TEXT EXCERPT –
## Start

Pose Estimation API¶
Facial landmark detection and pose estimation interfaces.
Core Classes¶
Pose Estimator¶
Main pose estimation interface.
from demos.process import PoseEstimator
estimator = PoseEstimator(
config="configs/hrnet_w32.py",
checkpoint="checkpoints/hrnet.pth",
device="cuda:0"
)
Methods¶
estimate_keypoints()¶
keypoints = estimator.estimate_keypoints(
image=face_crop,
return_heatmaps=False,
return_confidence=True
)
batch_estimate()¶
MMPose Integration¶
from mmpose.apis import init_pose_model, inference_top_down_pose_model
# Initialize model
pose_model = init_pose_model(
config="configs/hrnet_w32_coco_256x192.py",
checkpoint="checkpoints/hrnet_w32.pth"
)
# Run inference
results, _ = inference_top_down_pose_model(
pose_model,
image,
person_results=bboxes,
return_heatmap=True
)
Keypoint Operations¶
Keypoint Format¶
# Standard keypoint format: [x, y, confidence]
keypoints = [
[120.5, 85.2, 0.95], # Point 0
[125.1, 88.7, 0.92], # Point 1
# ... 68 points total
]
# Flatten format for COCO
flat_keypoints = []
for x, y, conf in keypoints:
flat_keypoints.extend([x, y, 2 if conf > 0.5 else 0])
Keypoint Utilities¶
from demos.utils import (
normalize_keypoints,
denormalize_keypoints,
calculate_nme,
smooth_keypoints
)
# Normalize to [0, 1]
norm_kpts = normalize_keypoints(keypoints, image_size)
# Calculate error
nme = calculate_nme(predicted_kpts, ground_truth_kpts, face_size)
# Smooth trajectory
smoothed = smooth_keypoints(keypoint_sequence, window_size=5)
Landmark Conversion¶
Format Conversion¶
from landmark_converter.apply_model import LandmarkConverter
converter = LandmarkConverter(
model_path="converters/68to48.pth",
input_format=68,
output_format=48
)
# Convert landmarks
primate_landmarks = converter.convert(human_landmarks)
Cross-Dataset Mapping¶
from landmark_converter.utils import (
map_dlib_to_coco,
map_coco_to_openpose,
map_mediapipe_to_coco
)
# Convert between formats
coco_landmarks = map_dlib_to_coco(dlib_landmarks)
openpose_landmarks = map_coco_to_openpose(coco_landmarks)
Pose Configuration¶
HRNet Configuration¶
pose_config = dict(
model=dict(
type='TopDown',
backbone=dict(
type='HRNet',
in_channels=3,
extra=dict(
stage2=dict(
num_modules=1,
num_branches=2,
num_channels=[48, 96]
),
stage3=dict(
num_modules=4,
num_branches=3,
num_channels=[48, 96, 192]
)
)
),
keypoint_head=dict(
type='TopdownHeatmapSimpleHead',
in_channels=48,
out_channels=68,
loss_keypoint=dict(type='JointsMSELoss')
)
)
)
Heatmap Processing¶
Heatmap Operations¶
from mmpose.core import get_max_preds, transform_preds
# Extract keypoints from heatmaps
coords, confidence = get_max_preds(heatmaps)

## End

TASK GOAL –
Update the pose estimation API text from "Landmark Conversion¶" to "primate_landmarks = converter.convert(human_landmarks)", changing "LandmarkConverter" to "FormatConverter" throughout. The rows come from a source separate from the text.

RECORDS SUPPLIED –
## Start

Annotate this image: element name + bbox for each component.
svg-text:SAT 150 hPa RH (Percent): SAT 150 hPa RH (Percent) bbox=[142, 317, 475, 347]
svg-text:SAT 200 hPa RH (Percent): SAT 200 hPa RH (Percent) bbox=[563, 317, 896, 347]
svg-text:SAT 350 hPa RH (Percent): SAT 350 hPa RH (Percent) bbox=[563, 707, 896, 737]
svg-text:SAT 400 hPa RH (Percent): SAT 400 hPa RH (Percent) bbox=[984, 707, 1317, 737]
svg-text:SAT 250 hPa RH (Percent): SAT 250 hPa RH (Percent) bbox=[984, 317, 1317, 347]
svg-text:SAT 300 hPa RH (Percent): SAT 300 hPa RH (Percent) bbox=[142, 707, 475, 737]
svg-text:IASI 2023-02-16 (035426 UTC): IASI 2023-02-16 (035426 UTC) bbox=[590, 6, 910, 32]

## End

IN RESPONSE –
Landmark Conversion¶
Format Conversion¶
from landmark_converter.apply_model import FormatConverter
converter = FormatConverter(
model_path="converters/68to48.pth",
input_format=68,
output_format=48
)
# Convert landmarks
primate_landmarks = converter.convert(human_landmarks)